───── Data for this exercise

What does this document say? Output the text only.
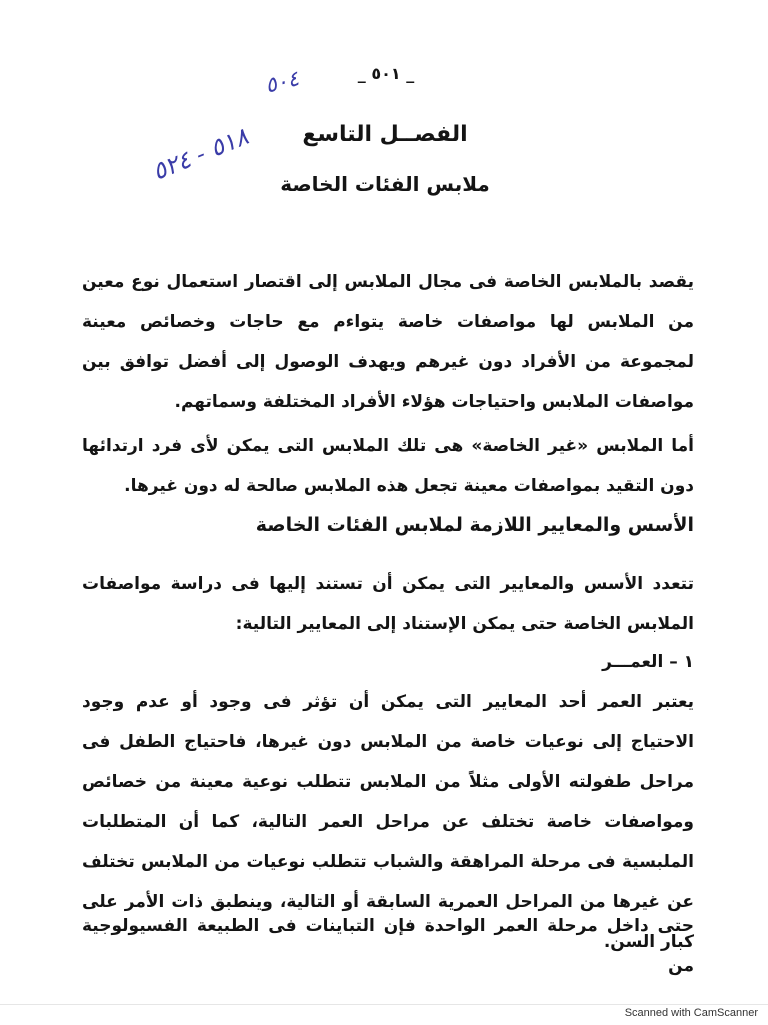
_ ٥٠١ _
٥٠٤
٥١٨ - ٥٢٤	الفصــل التاسع
ملابس الفئات الخاصة
يقصد بالملابس الخاصة فى مجال الملابس إلى اقتصار استعمال نوع معين من الملابس لها مواصفات خاصة يتواءم مع حاجات وخصائص معينة لمجموعة من الأفراد دون غيرهم ويهدف الوصول إلى أفضل توافق بين مواصفات الملابس واحتياجات هؤلاء الأفراد المختلفة وسماتهم.
أما الملابس «غير الخاصة» هى تلك الملابس التى يمكن لأى فرد ارتدائها دون التقيد بمواصفات معينة تجعل هذه الملابس صالحة له دون غيرها.
الأسس والمعايير اللازمة لملابس الفئات الخاصة
تتعدد الأسس والمعايير التى يمكن أن تستند إليها فى دراسة مواصفات الملابس الخاصة حتى يمكن الإستناد إلى المعايير التالية:
١ – العمـــر
يعتبر العمر أحد المعايير التى يمكن أن تؤثر فى وجود أو عدم وجود الاحتياج إلى نوعيات خاصة من الملابس دون غيرها، فاحتياج الطفل فى مراحل طفولته الأولى مثلاً من الملابس تتطلب نوعية معينة من خصائص ومواصفات خاصة تختلف عن مراحل العمر التالية، كما أن المتطلبات الملبسية فى مرحلة المراهقة والشباب تتطلب نوعيات من الملابس تختلف عن غيرها من المراحل العمرية السابقة أو التالية، وينطبق ذات الأمر على كبار السن.
حتى داخل مرحلة العمر الواحدة فإن التباينات فى الطبيعة الفسيولوجية من
Scanned with CamScanner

──────────

# Stated goal:
The data should be printed again unchanged; leave its pictures out.

# Written answer:
What does this document say? Output the text only.
_ ٥٠١ _
٥٠٤
٥١٨ - ٥٢٤	الفصــل التاسع
ملابس الفئات الخاصة
يقصد بالملابس الخاصة فى مجال الملابس إلى اقتصار استعمال نوع معين من الملابس لها مواصفات خاصة يتواءم مع حاجات وخصائص معينة لمجموعة من الأفراد دون غيرهم ويهدف الوصول إلى أفضل توافق بين مواصفات الملابس واحتياجات هؤلاء الأفراد المختلفة وسماتهم.
أما الملابس «غير الخاصة» هى تلك الملابس التى يمكن لأى فرد ارتدائها دون التقيد بمواصفات معينة تجعل هذه الملابس صالحة له دون غيرها.
الأسس والمعايير اللازمة لملابس الفئات الخاصة
تتعدد الأسس والمعايير التى يمكن أن تستند إليها فى دراسة مواصفات الملابس الخاصة حتى يمكن الإستناد إلى المعايير التالية:
١ – العمـــر
يعتبر العمر أحد المعايير التى يمكن أن تؤثر فى وجود أو عدم وجود الاحتياج إلى نوعيات خاصة من الملابس دون غيرها، فاحتياج الطفل فى مراحل طفولته الأولى مثلاً من الملابس تتطلب نوعية معينة من خصائص ومواصفات خاصة تختلف عن مراحل العمر التالية، كما أن المتطلبات الملبسية فى مرحلة المراهقة والشباب تتطلب نوعيات من الملابس تختلف عن غيرها من المراحل العمرية السابقة أو التالية، وينطبق ذات الأمر على كبار السن.
حتى داخل مرحلة العمر الواحدة فإن التباينات فى الطبيعة الفسيولوجية من
Scanned with CamScanner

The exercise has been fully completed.